_PROBLEM DETAILS:_
Collect all lines containing the word "true" from the data.

Rows from a figure dataset:
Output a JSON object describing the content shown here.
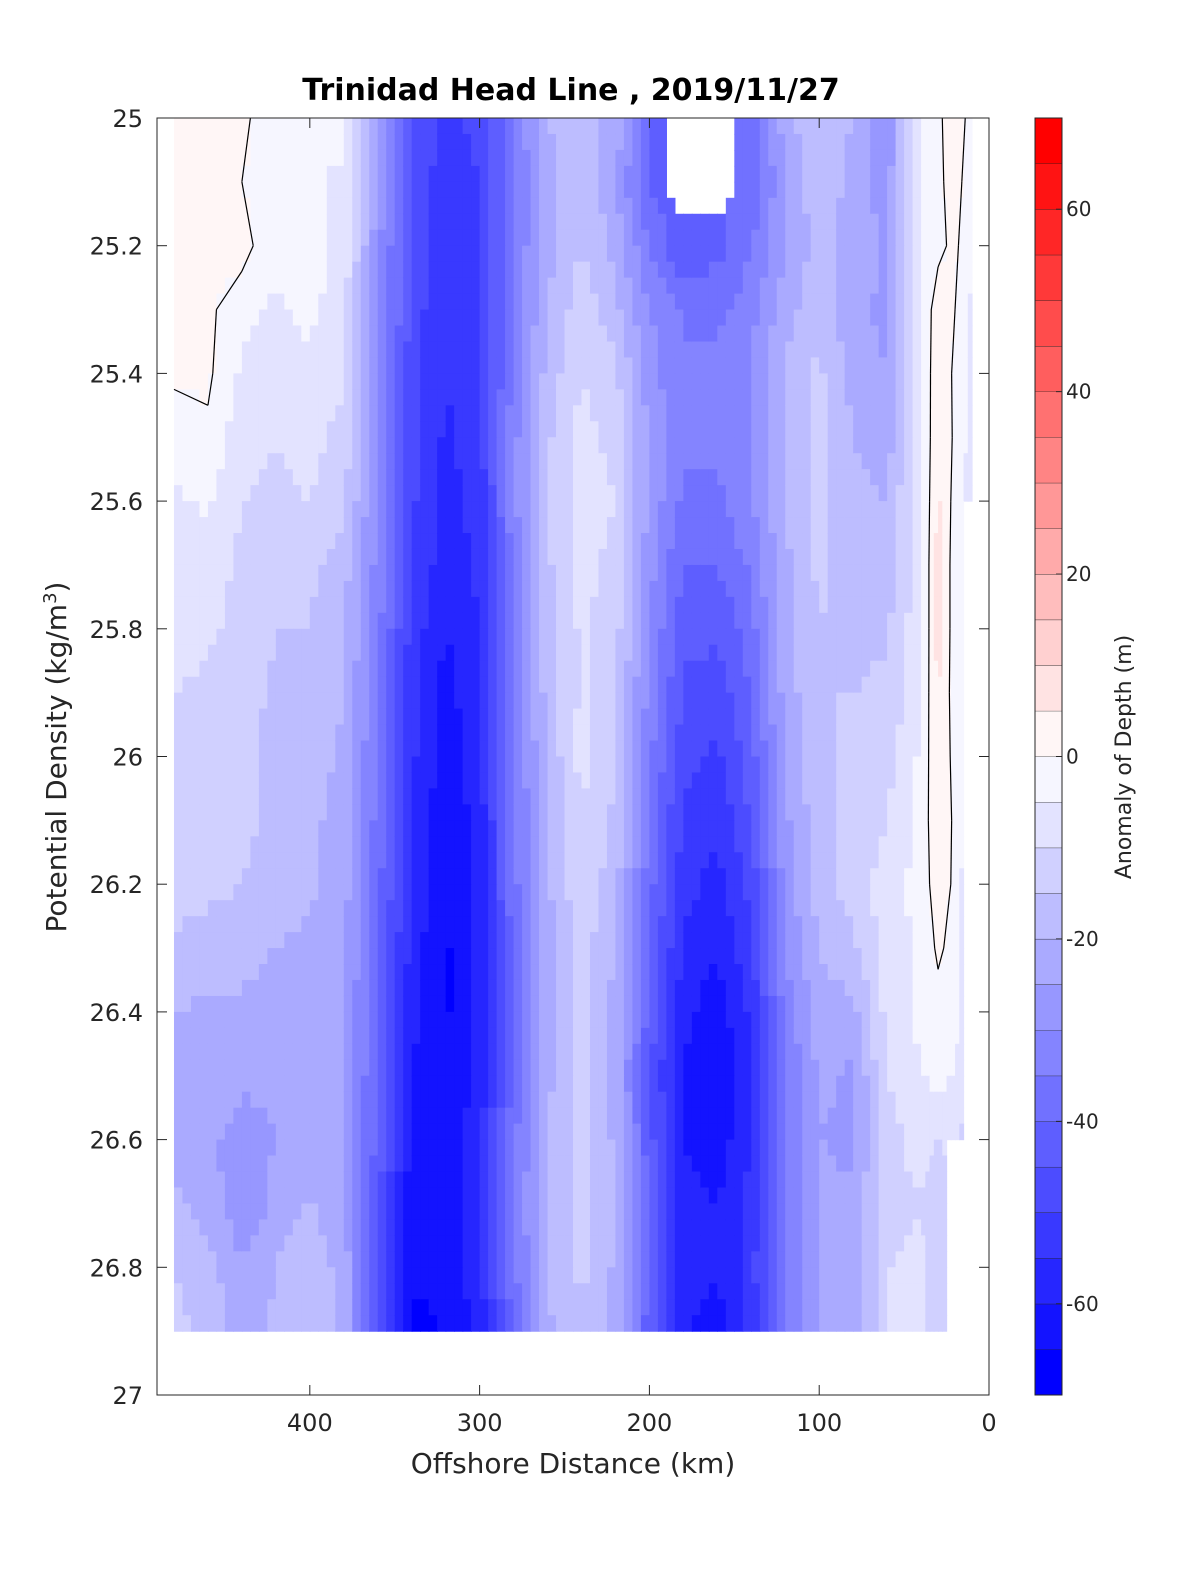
{
  "chart_data": {
    "type": "heatmap",
    "title": "Trinidad Head Line , 2019/11/27",
    "xlabel": "Offshore Distance (km)",
    "ylabel_main": "Potential Density (kg/m",
    "ylabel_sup": "3",
    "ylabel_close": ")",
    "colorbar_label": "Anomaly of Depth (m)",
    "xlim": [
      490,
      0
    ],
    "x_reversed": true,
    "ylim": [
      25,
      27
    ],
    "y_reversed": true,
    "clim": [
      -70,
      70
    ],
    "contour_step": 5,
    "x_ticks": [
      400,
      300,
      200,
      100,
      0
    ],
    "x_tick_labels": [
      "400",
      "300",
      "200",
      "100",
      "0"
    ],
    "y_ticks": [
      25,
      25.2,
      25.4,
      25.6,
      25.8,
      26,
      26.2,
      26.4,
      26.6,
      26.8,
      27
    ],
    "y_tick_labels": [
      "25",
      "25.2",
      "25.4",
      "25.6",
      "25.8",
      "26",
      "26.2",
      "26.4",
      "26.6",
      "26.8",
      "27"
    ],
    "colorbar_ticks": [
      -60,
      -40,
      -20,
      0,
      20,
      40,
      60
    ],
    "colorbar_tick_labels": [
      "-60",
      "-40",
      "-20",
      "0",
      "20",
      "40",
      "60"
    ],
    "zero_contour": true,
    "colors": {
      "negative": "#0000ff",
      "positive": "#ff0000",
      "zero": "#ffffff",
      "contour_line": "#000000"
    },
    "grid": {
      "x": [
        480,
        460,
        440,
        420,
        400,
        380,
        360,
        340,
        320,
        300,
        280,
        260,
        240,
        220,
        200,
        180,
        160,
        140,
        120,
        100,
        80,
        60,
        40,
        30,
        20,
        10
      ],
      "y": [
        25,
        25.1,
        25.2,
        25.3,
        25.4,
        25.5,
        25.6,
        25.7,
        25.8,
        25.9,
        26,
        26.1,
        26.2,
        26.3,
        26.4,
        26.5,
        26.6,
        26.7,
        26.8,
        26.9
      ],
      "valid_x_min": [
        480,
        480,
        480,
        480,
        480,
        480,
        480,
        480,
        480,
        480,
        480,
        480,
        480,
        480,
        480,
        480,
        480,
        480,
        480,
        480,
        480,
        480,
        480,
        480,
        480,
        480
      ],
      "valid_y_max_by_x": [
        26.9,
        26.9,
        26.9,
        26.9,
        26.9,
        26.9,
        26.9,
        26.9,
        26.9,
        26.9,
        26.9,
        26.9,
        26.9,
        26.9,
        26.9,
        26.9,
        26.9,
        26.9,
        26.9,
        26.9,
        26.9,
        26.9,
        26.9,
        26.9,
        26.6,
        25.6
      ],
      "z": [
        [
          2,
          1,
          1,
          -3,
          -5,
          -3,
          -25,
          -45,
          -52,
          -48,
          -35,
          -20,
          -18,
          -22,
          -40,
          null,
          null,
          -38,
          -22,
          -15,
          -20,
          -30,
          -2,
          -1,
          3,
          -2
        ],
        [
          3,
          2,
          0,
          -2,
          -4,
          -6,
          -27,
          -46,
          -53,
          -50,
          -36,
          -22,
          -16,
          -24,
          -42,
          null,
          null,
          -40,
          -25,
          -16,
          -22,
          -28,
          -2,
          -1,
          2,
          -3
        ],
        [
          3,
          1,
          2,
          -4,
          -2,
          -7,
          -28,
          -47,
          -54,
          -50,
          -35,
          -22,
          -15,
          -22,
          -35,
          -45,
          -42,
          -35,
          -25,
          -18,
          -22,
          -26,
          -2,
          -1,
          1,
          -4
        ],
        [
          2,
          1,
          -3,
          -6,
          -4,
          -8,
          -28,
          -47,
          -55,
          -51,
          -34,
          -20,
          -12,
          -18,
          -30,
          -36,
          -36,
          -32,
          -22,
          -16,
          -24,
          -26,
          -3,
          2,
          0,
          -6
        ],
        [
          1,
          1,
          -6,
          -8,
          -6,
          -9,
          -28,
          -48,
          -55,
          -52,
          -33,
          -18,
          -10,
          -14,
          -28,
          -34,
          -34,
          -30,
          -20,
          -14,
          -22,
          -25,
          -5,
          4,
          -1,
          -7
        ],
        [
          -3,
          -1,
          -8,
          -10,
          -8,
          -12,
          -28,
          -48,
          -56,
          -52,
          -32,
          -16,
          -8,
          -12,
          -26,
          -34,
          -34,
          -30,
          -20,
          -14,
          -20,
          -23,
          -6,
          5,
          -1,
          -7
        ],
        [
          -6,
          -4,
          -10,
          -12,
          -10,
          -14,
          -30,
          -49,
          -57,
          -53,
          -32,
          -15,
          -7,
          -10,
          -26,
          -36,
          -36,
          -31,
          -20,
          -14,
          -18,
          -20,
          -6,
          6,
          -2,
          -8
        ],
        [
          -7,
          -7,
          -11,
          -14,
          -14,
          -18,
          -32,
          -50,
          -58,
          -54,
          -33,
          -16,
          -8,
          -12,
          -28,
          -40,
          -40,
          -34,
          -21,
          -14,
          -18,
          -18,
          -6,
          7,
          -3,
          -8
        ],
        [
          -8,
          -9,
          -12,
          -15,
          -15,
          -19,
          -33,
          -52,
          -60,
          -55,
          -34,
          -17,
          -9,
          -13,
          -30,
          -43,
          -44,
          -37,
          -22,
          -15,
          -16,
          -16,
          -6,
          7,
          -3,
          -8
        ],
        [
          -10,
          -11,
          -13,
          -16,
          -17,
          -20,
          -35,
          -53,
          -62,
          -56,
          -35,
          -18,
          -9,
          -14,
          -32,
          -46,
          -48,
          -40,
          -23,
          -15,
          -15,
          -14,
          -5,
          6,
          -3,
          -8
        ],
        [
          -11,
          -12,
          -13,
          -17,
          -18,
          -21,
          -36,
          -54,
          -63,
          -57,
          -36,
          -19,
          -8,
          -15,
          -34,
          -48,
          -51,
          -42,
          -24,
          -16,
          -14,
          -12,
          -4,
          5,
          -2,
          -9
        ],
        [
          -12,
          -13,
          -13,
          -17,
          -19,
          -22,
          -37,
          -55,
          -64,
          -58,
          -37,
          -20,
          -10,
          -16,
          -36,
          -51,
          -54,
          -45,
          -26,
          -17,
          -13,
          -10,
          -3,
          4,
          -1,
          -10
        ],
        [
          -13,
          -14,
          -15,
          -18,
          -19,
          -23,
          -38,
          -56,
          -65,
          -58,
          -37,
          -21,
          -11,
          -18,
          -38,
          -53,
          -57,
          -48,
          -28,
          -18,
          -12,
          -8,
          -3,
          3,
          -1,
          -12
        ],
        [
          -16,
          -17,
          -18,
          -20,
          -21,
          -24,
          -39,
          -57,
          -66,
          -59,
          -38,
          -22,
          -13,
          -20,
          -40,
          -56,
          -60,
          -51,
          -30,
          -20,
          -16,
          -7,
          -4,
          1,
          -2,
          -12
        ],
        [
          -20,
          -21,
          -21,
          -22,
          -22,
          -25,
          -40,
          -58,
          -66,
          -59,
          -38,
          -22,
          -14,
          -22,
          -42,
          -58,
          -63,
          -54,
          -33,
          -22,
          -22,
          -8,
          -4,
          -2,
          -3,
          -13
        ],
        [
          -21,
          -22,
          -24,
          -24,
          -22,
          -25,
          -41,
          -60,
          -65,
          -58,
          -38,
          -21,
          -14,
          -22,
          -44,
          -61,
          -65,
          -56,
          -35,
          -24,
          -26,
          -10,
          -5,
          -4,
          -5,
          -14
        ],
        [
          -22,
          -24,
          -27,
          -25,
          -21,
          -24,
          -42,
          -62,
          -64,
          -57,
          -37,
          -20,
          -14,
          -21,
          -43,
          -60,
          -63,
          -55,
          -36,
          -25,
          -26,
          -12,
          -8,
          -10,
          -8,
          -15
        ],
        [
          -19,
          -23,
          -28,
          -24,
          -20,
          -23,
          -43,
          -63,
          -63,
          -56,
          -36,
          -19,
          -13,
          -20,
          -42,
          -58,
          -60,
          -53,
          -35,
          -24,
          -24,
          -12,
          -10,
          -14,
          -12,
          -16
        ],
        [
          -15,
          -18,
          -25,
          -20,
          -16,
          -22,
          -44,
          -64,
          -64,
          -57,
          -37,
          -20,
          -14,
          -21,
          -42,
          -58,
          -60,
          -52,
          -34,
          -24,
          -24,
          -10,
          -9,
          -12,
          -12,
          -16
        ],
        [
          -14,
          -16,
          -22,
          -19,
          -16,
          -22,
          -45,
          -66,
          -65,
          -58,
          -38,
          -21,
          -15,
          -22,
          -43,
          -60,
          -62,
          -53,
          -35,
          -25,
          -25,
          -9,
          -9,
          -12,
          -12,
          -16
        ]
      ]
    }
  }
}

_EXERCISE RESPONSE:_
    "x_reversed": true,
    "y_reversed": true,
    "zero_contour": true,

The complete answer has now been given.